Extracted records:
-*-

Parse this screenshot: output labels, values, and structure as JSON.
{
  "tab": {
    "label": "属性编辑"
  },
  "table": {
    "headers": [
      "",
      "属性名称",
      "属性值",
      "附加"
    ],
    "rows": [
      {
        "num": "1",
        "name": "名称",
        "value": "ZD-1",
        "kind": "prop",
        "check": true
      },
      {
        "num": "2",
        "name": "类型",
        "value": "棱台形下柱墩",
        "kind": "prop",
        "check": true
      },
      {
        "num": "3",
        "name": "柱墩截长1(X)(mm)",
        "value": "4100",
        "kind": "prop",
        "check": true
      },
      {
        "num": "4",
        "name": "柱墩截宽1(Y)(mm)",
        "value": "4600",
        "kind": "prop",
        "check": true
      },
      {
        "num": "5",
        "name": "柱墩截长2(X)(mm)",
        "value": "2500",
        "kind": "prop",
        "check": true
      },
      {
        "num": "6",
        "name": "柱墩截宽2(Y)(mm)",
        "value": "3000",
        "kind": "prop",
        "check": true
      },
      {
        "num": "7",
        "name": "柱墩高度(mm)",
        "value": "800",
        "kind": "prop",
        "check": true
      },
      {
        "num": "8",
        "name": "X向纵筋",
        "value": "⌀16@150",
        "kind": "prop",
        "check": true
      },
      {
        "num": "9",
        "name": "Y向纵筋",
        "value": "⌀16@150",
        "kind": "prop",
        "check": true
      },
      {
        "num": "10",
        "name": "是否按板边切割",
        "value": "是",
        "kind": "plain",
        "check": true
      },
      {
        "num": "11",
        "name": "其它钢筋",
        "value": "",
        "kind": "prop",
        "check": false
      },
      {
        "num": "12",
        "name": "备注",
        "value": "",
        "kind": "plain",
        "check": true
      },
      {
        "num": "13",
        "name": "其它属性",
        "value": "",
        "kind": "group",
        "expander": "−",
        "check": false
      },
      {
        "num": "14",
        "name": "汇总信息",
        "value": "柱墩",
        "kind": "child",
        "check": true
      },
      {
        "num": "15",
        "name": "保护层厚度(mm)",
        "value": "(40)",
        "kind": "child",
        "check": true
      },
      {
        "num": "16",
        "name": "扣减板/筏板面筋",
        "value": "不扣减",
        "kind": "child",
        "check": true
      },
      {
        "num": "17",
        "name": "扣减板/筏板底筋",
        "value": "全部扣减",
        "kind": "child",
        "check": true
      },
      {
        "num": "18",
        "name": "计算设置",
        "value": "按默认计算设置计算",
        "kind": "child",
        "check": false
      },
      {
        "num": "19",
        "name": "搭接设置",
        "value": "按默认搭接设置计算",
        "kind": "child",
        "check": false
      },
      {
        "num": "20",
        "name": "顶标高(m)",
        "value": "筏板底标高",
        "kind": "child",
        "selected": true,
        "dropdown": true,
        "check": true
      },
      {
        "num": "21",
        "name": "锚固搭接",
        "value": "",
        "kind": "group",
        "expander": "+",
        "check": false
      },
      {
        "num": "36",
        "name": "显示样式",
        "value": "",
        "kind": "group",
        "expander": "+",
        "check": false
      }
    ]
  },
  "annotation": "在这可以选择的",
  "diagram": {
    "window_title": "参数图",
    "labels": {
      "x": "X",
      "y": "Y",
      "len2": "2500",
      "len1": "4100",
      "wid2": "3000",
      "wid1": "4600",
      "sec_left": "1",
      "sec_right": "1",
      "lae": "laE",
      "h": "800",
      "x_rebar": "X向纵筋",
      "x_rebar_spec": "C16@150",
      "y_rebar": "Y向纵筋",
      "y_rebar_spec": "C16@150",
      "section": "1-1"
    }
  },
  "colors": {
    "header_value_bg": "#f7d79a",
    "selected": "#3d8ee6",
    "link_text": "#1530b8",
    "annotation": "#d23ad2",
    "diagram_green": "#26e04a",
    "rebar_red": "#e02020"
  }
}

-*-

§ **YOUR GOAL**
Retype the whole listing above exactly.

§ **TASK ANSWER**
Parse this screenshot: output labels, values, and structure as JSON.
{
  "tab": {
    "label": "属性编辑"
  },
  "table": {
    "headers": [
      "",
      "属性名称",
      "属性值",
      "附加"
    ],
    "rows": [
      {
        "num": "1",
        "name": "名称",
        "value": "ZD-1",
        "kind": "prop",
        "check": true
      },
      {
        "num": "2",
        "name": "类型",
        "value": "棱台形下柱墩",
        "kind": "prop",
        "check": true
      },
      {
        "num": "3",
        "name": "柱墩截长1(X)(mm)",
        "value": "4100",
        "kind": "prop",
        "check": true
      },
      {
        "num": "4",
        "name": "柱墩截宽1(Y)(mm)",
        "value": "4600",
        "kind": "prop",
        "check": true
      },
      {
        "num": "5",
        "name": "柱墩截长2(X)(mm)",
        "value": "2500",
        "kind": "prop",
        "check": true
      },
      {
        "num": "6",
        "name": "柱墩截宽2(Y)(mm)",
        "value": "3000",
        "kind": "prop",
        "check": true
      },
      {
        "num": "7",
        "name": "柱墩高度(mm)",
        "value": "800",
        "kind": "prop",
        "check": true
      },
      {
        "num": "8",
        "name": "X向纵筋",
        "value": "⌀16@150",
        "kind": "prop",
        "check": true
      },
      {
        "num": "9",
        "name": "Y向纵筋",
        "value": "⌀16@150",
        "kind": "prop",
        "check": true
      },
      {
        "num": "10",
        "name": "是否按板边切割",
        "value": "是",
        "kind": "plain",
        "check": true
      },
      {
        "num": "11",
        "name": "其它钢筋",
        "value": "",
        "kind": "prop",
        "check": false
      },
      {
        "num": "12",
        "name": "备注",
        "value": "",
        "kind": "plain",
        "check": true
      },
      {
        "num": "13",
        "name": "其它属性",
        "value": "",
        "kind": "group",
        "expander": "−",
        "check": false
      },
      {
        "num": "14",
        "name": "汇总信息",
        "value": "柱墩",
        "kind": "child",
        "check": true
      },
      {
        "num": "15",
        "name": "保护层厚度(mm)",
        "value": "(40)",
        "kind": "child",
        "check": true
      },
      {
        "num": "16",
        "name": "扣减板/筏板面筋",
        "value": "不扣减",
        "kind": "child",
        "check": true
      },
      {
        "num": "17",
        "name": "扣减板/筏板底筋",
        "value": "全部扣减",
        "kind": "child",
        "check": true
      },
      {
        "num": "18",
        "name": "计算设置",
        "value": "按默认计算设置计算",
        "kind": "child",
        "check": false
      },
      {
        "num": "19",
        "name": "搭接设置",
        "value": "按默认搭接设置计算",
        "kind": "child",
        "check": false
      },
      {
        "num": "20",
        "name": "顶标高(m)",
        "value": "筏板底标高",
        "kind": "child",
        "selected": true,
        "dropdown": true,
        "check": true
      },
      {
        "num": "21",
        "name": "锚固搭接",
        "value": "",
        "kind": "group",
        "expander": "+",
        "check": false
      },
      {
        "num": "36",
        "name": "显示样式",
        "value": "",
        "kind": "group",
        "expander": "+",
        "check": false
      }
    ]
  },
  "annotation": "在这可以选择的",
  "diagram": {
    "window_title": "参数图",
    "labels": {
      "x": "X",
      "y": "Y",
      "len2": "2500",
      "len1": "4100",
      "wid2": "3000",
      "wid1": "4600",
      "sec_left": "1",
      "sec_right": "1",
      "lae": "laE",
      "h": "800",
      "x_rebar": "X向纵筋",
      "x_rebar_spec": "C16@150",
      "y_rebar": "Y向纵筋",
      "y_rebar_spec": "C16@150",
      "section": "1-1"
    }
  },
  "colors": {
    "header_value_bg": "#f7d79a",
    "selected": "#3d8ee6",
    "link_text": "#1530b8",
    "annotation": "#d23ad2",
    "diagram_green": "#26e04a",
    "rebar_red": "#e02020"
  }
}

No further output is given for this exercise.